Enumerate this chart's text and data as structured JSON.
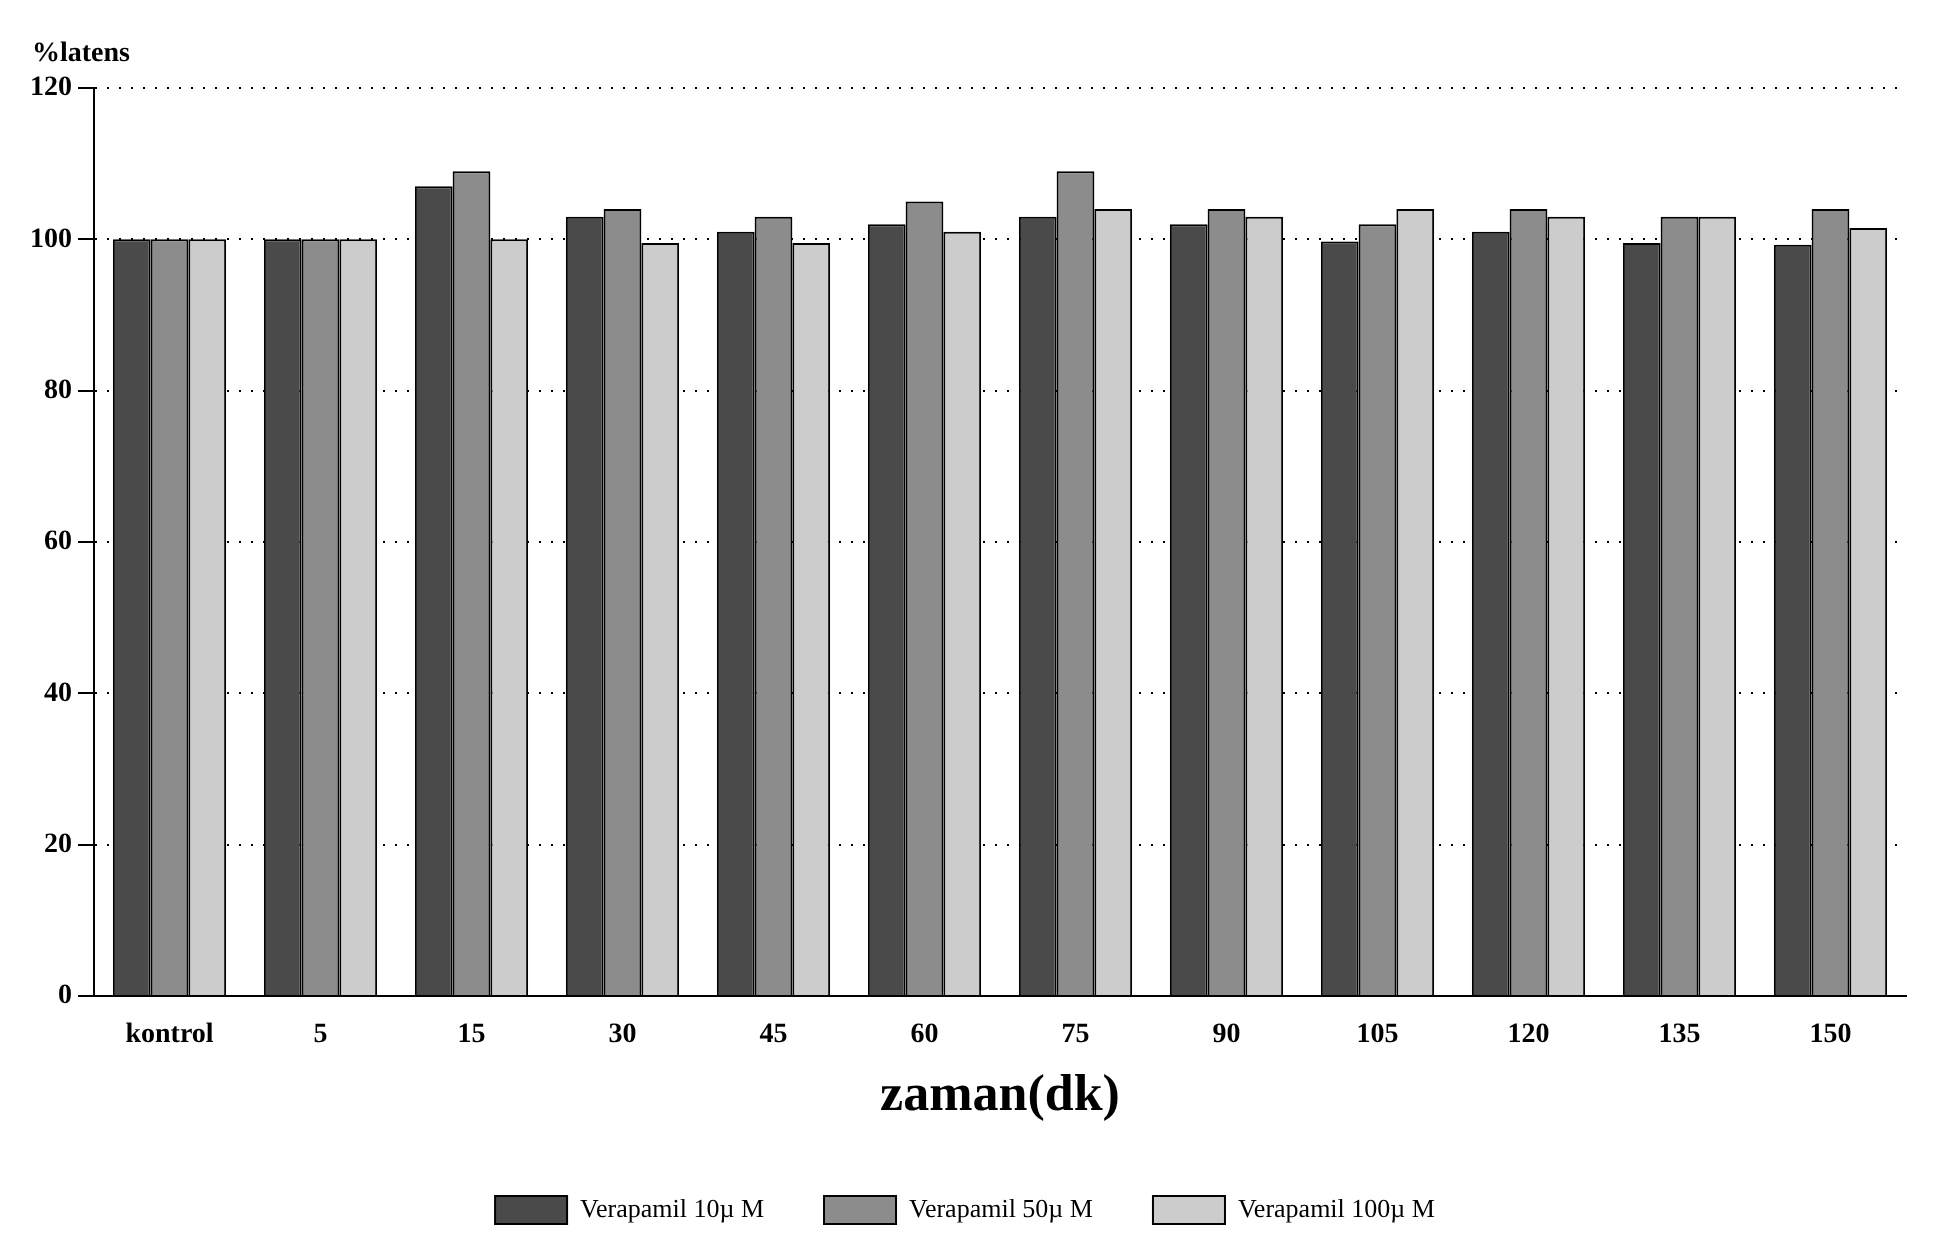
{
  "chart_data": {
    "type": "bar",
    "ylabel": "%latens",
    "xlabel": "zaman(dk)",
    "categories": [
      "kontrol",
      "5",
      "15",
      "30",
      "45",
      "60",
      "75",
      "90",
      "105",
      "120",
      "135",
      "150"
    ],
    "series": [
      {
        "name": "Verapamil 10µ M",
        "color": "#4a4a4a",
        "values": [
          100,
          100,
          107,
          103,
          101,
          102,
          103,
          102,
          99.7,
          101,
          99.5,
          99.3
        ]
      },
      {
        "name": "Verapamil 50µ M",
        "color": "#8c8c8c",
        "values": [
          100,
          100,
          109,
          104,
          103,
          105,
          109,
          104,
          102,
          104,
          103,
          104
        ]
      },
      {
        "name": "Verapamil 100µ M",
        "color": "#cccccc",
        "values": [
          100,
          100,
          100,
          99.5,
          99.5,
          101,
          104,
          103,
          104,
          103,
          103,
          101.5
        ]
      }
    ],
    "ylim": [
      0,
      120
    ],
    "yticks": [
      0,
      20,
      40,
      60,
      80,
      100,
      120
    ],
    "grid": "y",
    "legend": "bottom"
  }
}
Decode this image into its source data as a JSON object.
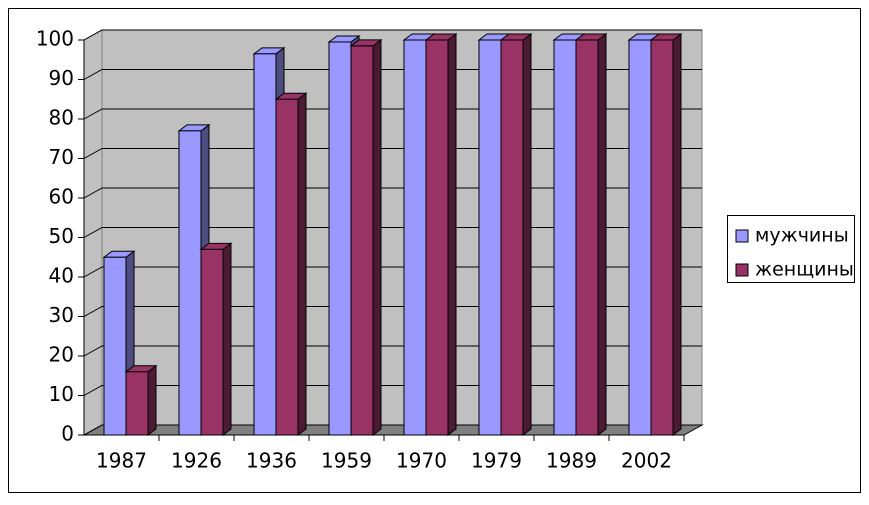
{
  "chart_data": {
    "type": "bar3d",
    "categories": [
      "1987",
      "1926",
      "1936",
      "1959",
      "1970",
      "1979",
      "1989",
      "2002"
    ],
    "series": [
      {
        "name": "мужчины",
        "color": "#9999ff",
        "values": [
          45,
          77,
          96.5,
          99.5,
          100,
          100,
          100,
          100
        ]
      },
      {
        "name": "женщины",
        "color": "#993366",
        "values": [
          16,
          47,
          85,
          98.5,
          100,
          100,
          100,
          100
        ]
      }
    ],
    "ylim": [
      0,
      100
    ],
    "yticks": [
      0,
      10,
      20,
      30,
      40,
      50,
      60,
      70,
      80,
      90,
      100
    ],
    "grid": true,
    "legend": "right"
  }
}
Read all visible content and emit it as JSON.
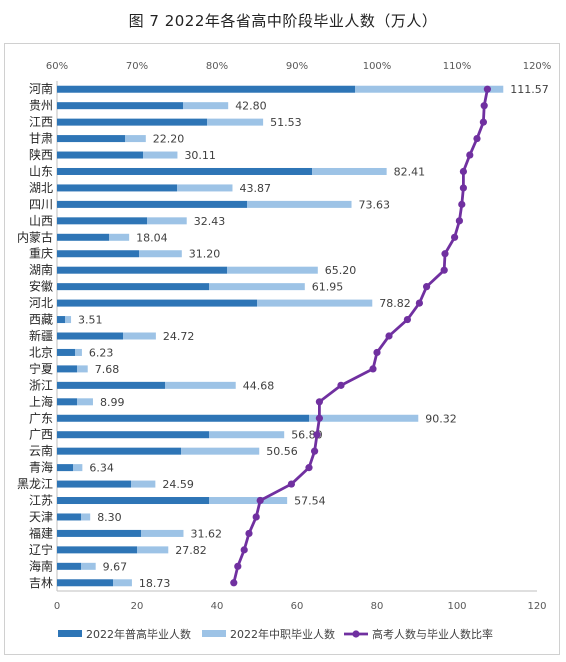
{
  "chart_data": {
    "type": "bar",
    "title": "图 7 2022年各省高中阶段毕业人数（万人）",
    "categories": [
      "河南",
      "贵州",
      "江西",
      "甘肃",
      "陕西",
      "山东",
      "湖北",
      "四川",
      "山西",
      "内蒙古",
      "重庆",
      "湖南",
      "安徽",
      "河北",
      "西藏",
      "新疆",
      "北京",
      "宁夏",
      "浙江",
      "上海",
      "广东",
      "广西",
      "云南",
      "青海",
      "黑龙江",
      "江苏",
      "天津",
      "福建",
      "辽宁",
      "海南",
      "吉林"
    ],
    "series": [
      {
        "name": "2022年普高毕业人数",
        "color": "#2e75b6",
        "type": "bar",
        "values": [
          74.5,
          31.5,
          37.5,
          17.0,
          21.5,
          63.8,
          30.0,
          47.5,
          22.5,
          13.0,
          20.5,
          42.5,
          38.0,
          50.0,
          2.0,
          16.5,
          4.5,
          5.0,
          27.0,
          5.0,
          63.0,
          38.0,
          31.0,
          4.0,
          18.5,
          38.0,
          6.0,
          21.0,
          20.0,
          6.0,
          14.0
        ]
      },
      {
        "name": "2022年中职毕业人数",
        "color": "#9dc3e6",
        "type": "bar",
        "values": [
          37.07,
          11.3,
          14.03,
          5.2,
          8.61,
          18.61,
          13.87,
          26.13,
          9.93,
          5.04,
          10.7,
          22.7,
          23.95,
          28.82,
          1.51,
          8.22,
          1.73,
          2.68,
          17.68,
          3.99,
          27.32,
          18.8,
          19.56,
          2.34,
          6.09,
          19.54,
          2.3,
          10.62,
          7.82,
          3.67,
          4.73
        ]
      },
      {
        "name": "高考人数与毕业人数比率",
        "color": "#7030a0",
        "type": "line",
        "values": [
          113.8,
          113.4,
          113.3,
          112.5,
          111.6,
          110.8,
          110.8,
          110.6,
          110.3,
          109.7,
          108.5,
          108.4,
          106.2,
          105.3,
          103.8,
          101.5,
          100.0,
          99.5,
          95.5,
          92.8,
          92.8,
          92.5,
          92.2,
          91.5,
          89.3,
          85.4,
          84.9,
          84.0,
          83.4,
          82.6,
          82.1
        ]
      }
    ],
    "totals": [
      "111.57",
      "42.80",
      "51.53",
      "22.20",
      "30.11",
      "82.41",
      "43.87",
      "73.63",
      "32.43",
      "18.04",
      "31.20",
      "65.20",
      "61.95",
      "78.82",
      "3.51",
      "24.72",
      "6.23",
      "7.68",
      "44.68",
      "8.99",
      "90.32",
      "56.80",
      "50.56",
      "6.34",
      "24.59",
      "57.54",
      "8.30",
      "31.62",
      "27.82",
      "9.67",
      "18.73"
    ],
    "x_bottom": {
      "ticks": [
        "0",
        "20",
        "40",
        "60",
        "80",
        "100",
        "120"
      ],
      "range": [
        0,
        120
      ]
    },
    "x_top": {
      "ticks": [
        "60%",
        "70%",
        "80%",
        "90%",
        "100%",
        "110%",
        "120%"
      ],
      "range": [
        60,
        120
      ]
    },
    "legend_position": "bottom",
    "grid": false
  }
}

☆ ☆ ☆ ☆ ☆ ☆ ☆

• [Exercise instructions]: Gather from the records above every line containing the string "this".

• [The response]:
Enumerate this chart's text and data as structured JSON.
Decode this image into its source data as a JSON object.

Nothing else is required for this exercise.